## The exercise
Your task is to extract every line from the material below exactly.

## Available records

■ ■ ■ ■

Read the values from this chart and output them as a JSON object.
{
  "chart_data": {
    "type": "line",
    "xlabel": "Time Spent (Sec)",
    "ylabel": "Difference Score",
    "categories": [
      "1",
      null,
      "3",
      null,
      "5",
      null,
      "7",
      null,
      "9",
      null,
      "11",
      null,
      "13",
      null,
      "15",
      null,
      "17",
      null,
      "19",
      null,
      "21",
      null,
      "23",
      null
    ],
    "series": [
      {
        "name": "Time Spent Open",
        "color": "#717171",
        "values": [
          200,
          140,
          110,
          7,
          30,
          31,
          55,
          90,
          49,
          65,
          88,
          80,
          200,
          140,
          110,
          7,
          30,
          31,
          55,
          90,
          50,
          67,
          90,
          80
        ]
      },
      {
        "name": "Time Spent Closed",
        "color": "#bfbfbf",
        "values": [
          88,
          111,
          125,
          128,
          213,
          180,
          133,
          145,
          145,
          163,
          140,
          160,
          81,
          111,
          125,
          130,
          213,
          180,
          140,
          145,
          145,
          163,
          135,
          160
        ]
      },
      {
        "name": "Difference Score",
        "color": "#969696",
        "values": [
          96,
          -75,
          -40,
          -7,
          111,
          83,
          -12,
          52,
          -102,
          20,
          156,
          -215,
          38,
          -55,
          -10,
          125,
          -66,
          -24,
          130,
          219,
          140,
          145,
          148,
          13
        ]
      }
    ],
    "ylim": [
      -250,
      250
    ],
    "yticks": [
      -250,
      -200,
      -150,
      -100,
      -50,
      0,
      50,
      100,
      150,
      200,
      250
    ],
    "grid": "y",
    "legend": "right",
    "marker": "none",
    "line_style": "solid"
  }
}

■ ■ ■ ■

## Written response
Read the values from this chart and output them as a JSON object.
{
  "chart_data": {
    "type": "line",
    "xlabel": "Time Spent (Sec)",
    "ylabel": "Difference Score",
    "categories": [
      "1",
      null,
      "3",
      null,
      "5",
      null,
      "7",
      null,
      "9",
      null,
      "11",
      null,
      "13",
      null,
      "15",
      null,
      "17",
      null,
      "19",
      null,
      "21",
      null,
      "23",
      null
    ],
    "series": [
      {
        "name": "Time Spent Open",
        "color": "#717171",
        "values": [
          200,
          140,
          110,
          7,
          30,
          31,
          55,
          90,
          49,
          65,
          88,
          80,
          200,
          140,
          110,
          7,
          30,
          31,
          55,
          90,
          50,
          67,
          90,
          80
        ]
      },
      {
        "name": "Time Spent Closed",
        "color": "#bfbfbf",
        "values": [
          88,
          111,
          125,
          128,
          213,
          180,
          133,
          145,
          145,
          163,
          140,
          160,
          81,
          111,
          125,
          130,
          213,
          180,
          140,
          145,
          145,
          163,
          135,
          160
        ]
      },
      {
        "name": "Difference Score",
        "color": "#969696",
        "values": [
          96,
          -75,
          -40,
          -7,
          111,
          83,
          -12,
          52,
          -102,
          20,
          156,
          -215,
          38,
          -55,
          -10,
          125,
          -66,
          -24,
          130,
          219,
          140,
          145,
          148,
          13
        ]
      }
    ],
    "ylim": [
      -250,
      250
    ],
    "yticks": [
      -250,
      -200,
      -150,
      -100,
      -50,
      0,
      50,
      100,
      150,
      200,
      250
    ],
    "grid": "y",
    "legend": "right",
    "marker": "none",
    "line_style": "solid"
  }
}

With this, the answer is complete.